Locate each line containing the string "name" and copy it out.
★ ★ ★ ★ ★ ★ ★
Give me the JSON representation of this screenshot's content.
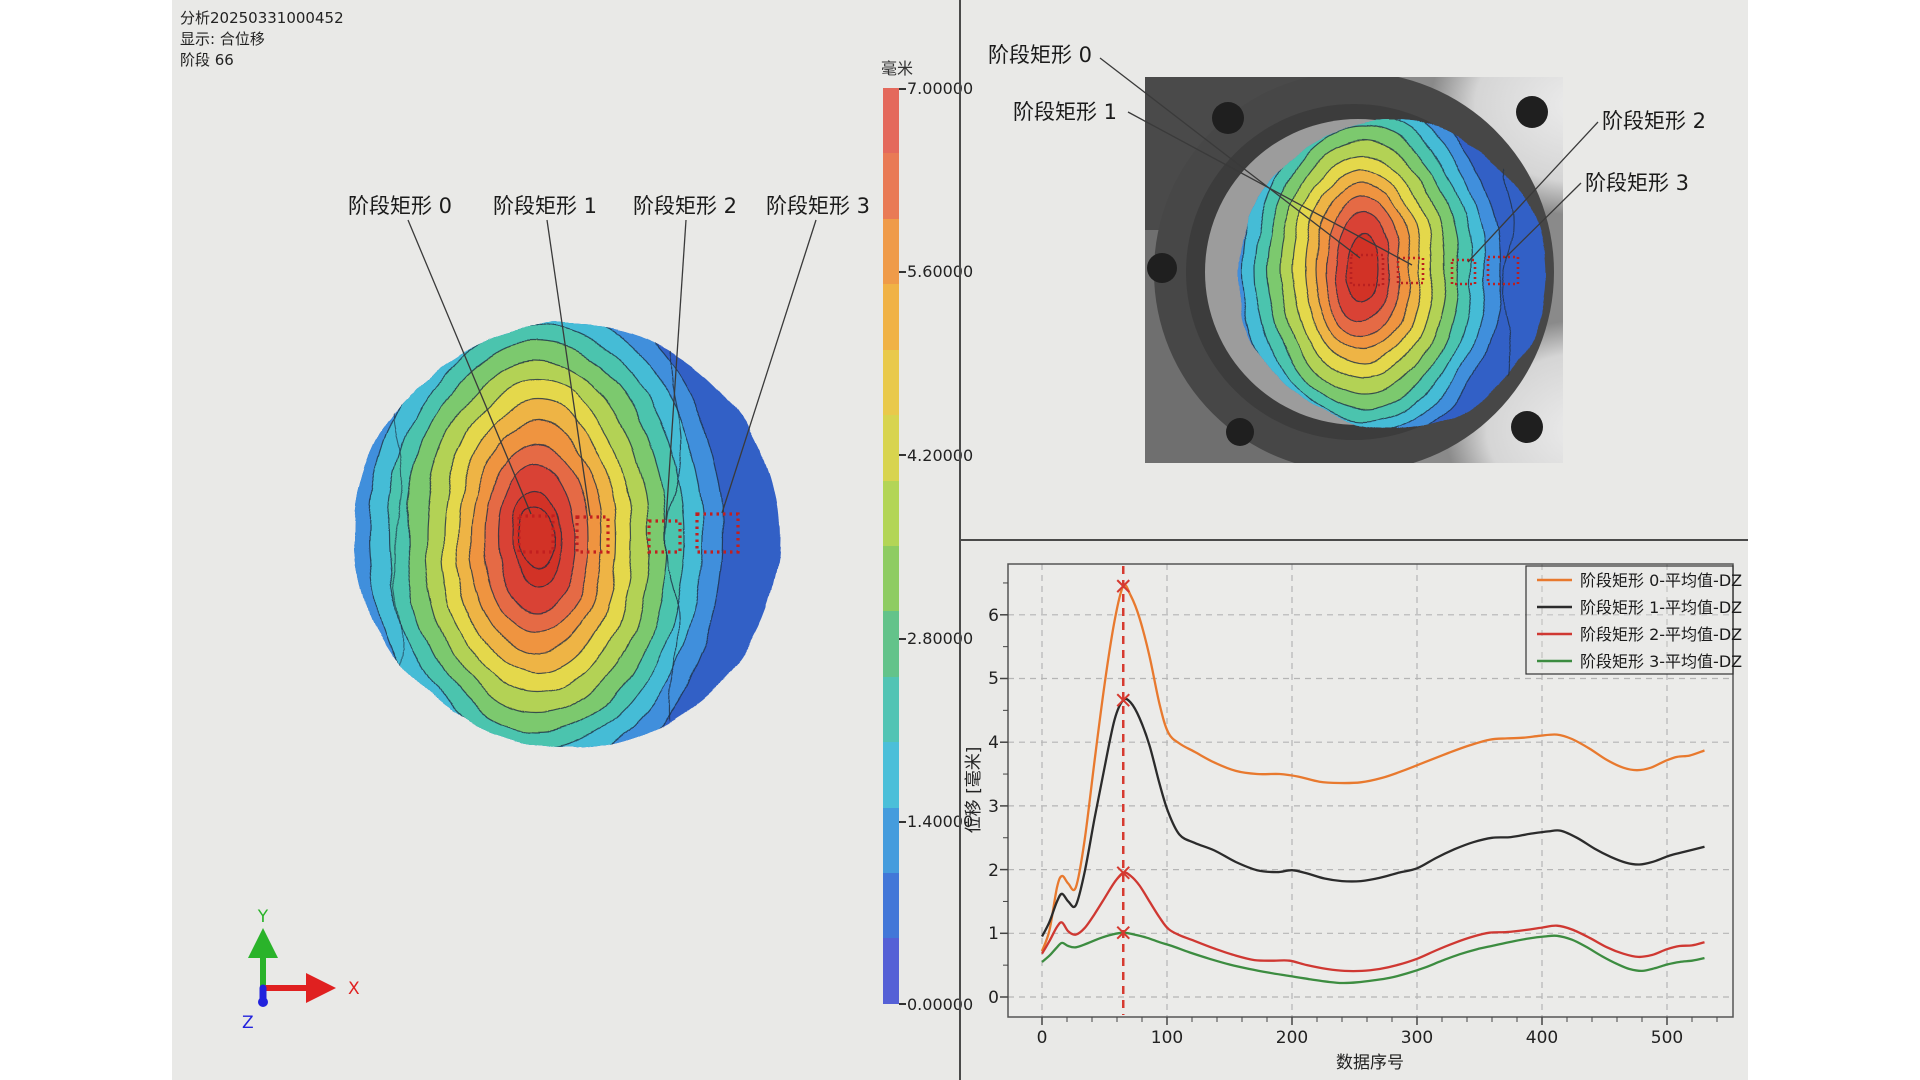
{
  "info": {
    "analysis": "分析20250331000452",
    "display": "显示: 合位移",
    "stage": "阶段 66"
  },
  "colorbar": {
    "unit": "毫米",
    "labels": [
      "7.00000",
      "5.60000",
      "4.20000",
      "2.80000",
      "1.40000",
      "0.00000"
    ],
    "segment_colors": [
      "#e4695c",
      "#e97a55",
      "#ef9b49",
      "#f0b246",
      "#e9c94b",
      "#d8d44f",
      "#b3d556",
      "#8ecc62",
      "#63c38a",
      "#52c4b4",
      "#4bbfd9",
      "#459cdd",
      "#4277d8",
      "#5560d6"
    ]
  },
  "contour_colors": {
    "base": "#3160c6",
    "bands": [
      "#3f8fdc",
      "#45bcd6",
      "#4cc4ae",
      "#7cc96e",
      "#b3d254",
      "#e4d84b",
      "#eeb445",
      "#ef9440",
      "#e56a44",
      "#d94334",
      "#d23226"
    ],
    "line": "#1e2f45",
    "roi": "#c21f1f"
  },
  "left_view": {
    "labels": [
      "阶段矩形 0",
      "阶段矩形 1",
      "阶段矩形 2",
      "阶段矩形 3"
    ],
    "axis": {
      "x": "X",
      "y": "Y",
      "z": "Z"
    },
    "axis_colors": {
      "x": "#e02020",
      "y": "#2ab32a",
      "z": "#2222dd"
    }
  },
  "camera_view": {
    "labels": [
      "阶段矩形 0",
      "阶段矩形 1",
      "阶段矩形 2",
      "阶段矩形 3"
    ]
  },
  "chart_data": {
    "type": "line",
    "xlabel": "数据序号",
    "ylabel": "位移 [毫米]",
    "xlim": [
      -27,
      553
    ],
    "ylim": [
      -0.31,
      6.8
    ],
    "xticks": [
      "0",
      "100",
      "200",
      "300",
      "400",
      "500"
    ],
    "yticks": [
      "0",
      "1",
      "2",
      "3",
      "4",
      "5",
      "6"
    ],
    "grid": true,
    "legend_position": "top-right",
    "cursor_x": 65,
    "cursor_color": "#d63a30",
    "marker_points": [
      [
        65,
        6.45
      ],
      [
        65,
        4.66
      ],
      [
        65,
        1.95
      ],
      [
        65,
        1.01
      ]
    ],
    "series": [
      {
        "name": "阶段矩形 0-平均值-DZ",
        "color": "#e8792e",
        "points": [
          [
            0,
            0.72
          ],
          [
            6,
            1.05
          ],
          [
            12,
            1.72
          ],
          [
            16,
            1.9
          ],
          [
            21,
            1.78
          ],
          [
            27,
            1.72
          ],
          [
            34,
            2.45
          ],
          [
            42,
            3.7
          ],
          [
            50,
            4.9
          ],
          [
            58,
            5.9
          ],
          [
            65,
            6.45
          ],
          [
            71,
            6.3
          ],
          [
            78,
            5.95
          ],
          [
            86,
            5.35
          ],
          [
            94,
            4.6
          ],
          [
            101,
            4.15
          ],
          [
            110,
            3.98
          ],
          [
            122,
            3.85
          ],
          [
            138,
            3.68
          ],
          [
            155,
            3.55
          ],
          [
            172,
            3.5
          ],
          [
            190,
            3.5
          ],
          [
            205,
            3.46
          ],
          [
            222,
            3.38
          ],
          [
            238,
            3.36
          ],
          [
            255,
            3.37
          ],
          [
            272,
            3.44
          ],
          [
            290,
            3.56
          ],
          [
            308,
            3.7
          ],
          [
            325,
            3.83
          ],
          [
            342,
            3.95
          ],
          [
            358,
            4.04
          ],
          [
            372,
            4.06
          ],
          [
            385,
            4.07
          ],
          [
            398,
            4.1
          ],
          [
            412,
            4.12
          ],
          [
            424,
            4.05
          ],
          [
            438,
            3.9
          ],
          [
            452,
            3.72
          ],
          [
            465,
            3.6
          ],
          [
            476,
            3.56
          ],
          [
            487,
            3.6
          ],
          [
            498,
            3.7
          ],
          [
            508,
            3.77
          ],
          [
            518,
            3.79
          ],
          [
            530,
            3.87
          ]
        ]
      },
      {
        "name": "阶段矩形 1-平均值-DZ",
        "color": "#2b2b2b",
        "points": [
          [
            0,
            0.95
          ],
          [
            6,
            1.18
          ],
          [
            12,
            1.5
          ],
          [
            16,
            1.62
          ],
          [
            21,
            1.5
          ],
          [
            27,
            1.44
          ],
          [
            34,
            1.95
          ],
          [
            42,
            2.8
          ],
          [
            50,
            3.6
          ],
          [
            58,
            4.35
          ],
          [
            65,
            4.66
          ],
          [
            71,
            4.62
          ],
          [
            78,
            4.38
          ],
          [
            86,
            3.95
          ],
          [
            94,
            3.35
          ],
          [
            101,
            2.9
          ],
          [
            110,
            2.55
          ],
          [
            122,
            2.42
          ],
          [
            138,
            2.3
          ],
          [
            155,
            2.12
          ],
          [
            172,
            1.99
          ],
          [
            188,
            1.96
          ],
          [
            200,
            1.99
          ],
          [
            212,
            1.94
          ],
          [
            226,
            1.86
          ],
          [
            240,
            1.82
          ],
          [
            255,
            1.82
          ],
          [
            270,
            1.87
          ],
          [
            285,
            1.95
          ],
          [
            300,
            2.02
          ],
          [
            315,
            2.18
          ],
          [
            330,
            2.32
          ],
          [
            345,
            2.43
          ],
          [
            360,
            2.5
          ],
          [
            375,
            2.51
          ],
          [
            390,
            2.56
          ],
          [
            405,
            2.6
          ],
          [
            415,
            2.61
          ],
          [
            428,
            2.5
          ],
          [
            442,
            2.33
          ],
          [
            455,
            2.2
          ],
          [
            467,
            2.11
          ],
          [
            478,
            2.08
          ],
          [
            490,
            2.13
          ],
          [
            502,
            2.22
          ],
          [
            514,
            2.28
          ],
          [
            530,
            2.36
          ]
        ]
      },
      {
        "name": "阶段矩形 2-平均值-DZ",
        "color": "#cf3832",
        "points": [
          [
            0,
            0.68
          ],
          [
            6,
            0.88
          ],
          [
            12,
            1.1
          ],
          [
            16,
            1.17
          ],
          [
            21,
            1.03
          ],
          [
            27,
            0.98
          ],
          [
            34,
            1.08
          ],
          [
            42,
            1.3
          ],
          [
            50,
            1.55
          ],
          [
            58,
            1.8
          ],
          [
            65,
            1.95
          ],
          [
            71,
            1.9
          ],
          [
            78,
            1.75
          ],
          [
            86,
            1.5
          ],
          [
            94,
            1.25
          ],
          [
            101,
            1.07
          ],
          [
            110,
            0.97
          ],
          [
            122,
            0.88
          ],
          [
            138,
            0.76
          ],
          [
            155,
            0.65
          ],
          [
            170,
            0.58
          ],
          [
            185,
            0.57
          ],
          [
            198,
            0.57
          ],
          [
            212,
            0.5
          ],
          [
            228,
            0.44
          ],
          [
            242,
            0.41
          ],
          [
            256,
            0.41
          ],
          [
            270,
            0.44
          ],
          [
            284,
            0.5
          ],
          [
            300,
            0.6
          ],
          [
            315,
            0.73
          ],
          [
            330,
            0.85
          ],
          [
            345,
            0.95
          ],
          [
            358,
            1.01
          ],
          [
            372,
            1.02
          ],
          [
            386,
            1.05
          ],
          [
            400,
            1.09
          ],
          [
            412,
            1.12
          ],
          [
            424,
            1.06
          ],
          [
            438,
            0.93
          ],
          [
            452,
            0.78
          ],
          [
            465,
            0.68
          ],
          [
            477,
            0.63
          ],
          [
            488,
            0.66
          ],
          [
            500,
            0.75
          ],
          [
            510,
            0.8
          ],
          [
            520,
            0.81
          ],
          [
            530,
            0.86
          ]
        ]
      },
      {
        "name": "阶段矩形 3-平均值-DZ",
        "color": "#3c8c40",
        "points": [
          [
            0,
            0.55
          ],
          [
            6,
            0.65
          ],
          [
            12,
            0.78
          ],
          [
            16,
            0.85
          ],
          [
            21,
            0.8
          ],
          [
            27,
            0.78
          ],
          [
            36,
            0.84
          ],
          [
            46,
            0.92
          ],
          [
            56,
            0.98
          ],
          [
            65,
            1.01
          ],
          [
            74,
            0.98
          ],
          [
            84,
            0.93
          ],
          [
            94,
            0.86
          ],
          [
            104,
            0.8
          ],
          [
            118,
            0.7
          ],
          [
            134,
            0.6
          ],
          [
            150,
            0.51
          ],
          [
            166,
            0.44
          ],
          [
            182,
            0.38
          ],
          [
            198,
            0.33
          ],
          [
            214,
            0.28
          ],
          [
            228,
            0.24
          ],
          [
            240,
            0.22
          ],
          [
            252,
            0.23
          ],
          [
            265,
            0.26
          ],
          [
            278,
            0.3
          ],
          [
            292,
            0.37
          ],
          [
            306,
            0.46
          ],
          [
            320,
            0.57
          ],
          [
            334,
            0.67
          ],
          [
            348,
            0.75
          ],
          [
            362,
            0.81
          ],
          [
            376,
            0.87
          ],
          [
            390,
            0.92
          ],
          [
            402,
            0.95
          ],
          [
            412,
            0.96
          ],
          [
            424,
            0.9
          ],
          [
            436,
            0.78
          ],
          [
            448,
            0.64
          ],
          [
            460,
            0.52
          ],
          [
            470,
            0.44
          ],
          [
            480,
            0.41
          ],
          [
            490,
            0.45
          ],
          [
            500,
            0.51
          ],
          [
            510,
            0.55
          ],
          [
            520,
            0.57
          ],
          [
            530,
            0.61
          ]
        ]
      }
    ]
  }
}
★ ★ ★ ★ ★ ★ ★
- _Expected answer_:
        "name": "阶段矩形 0-平均值-DZ",
        "name": "阶段矩形 1-平均值-DZ",
        "name": "阶段矩形 2-平均值-DZ",
        "name": "阶段矩形 3-平均值-DZ",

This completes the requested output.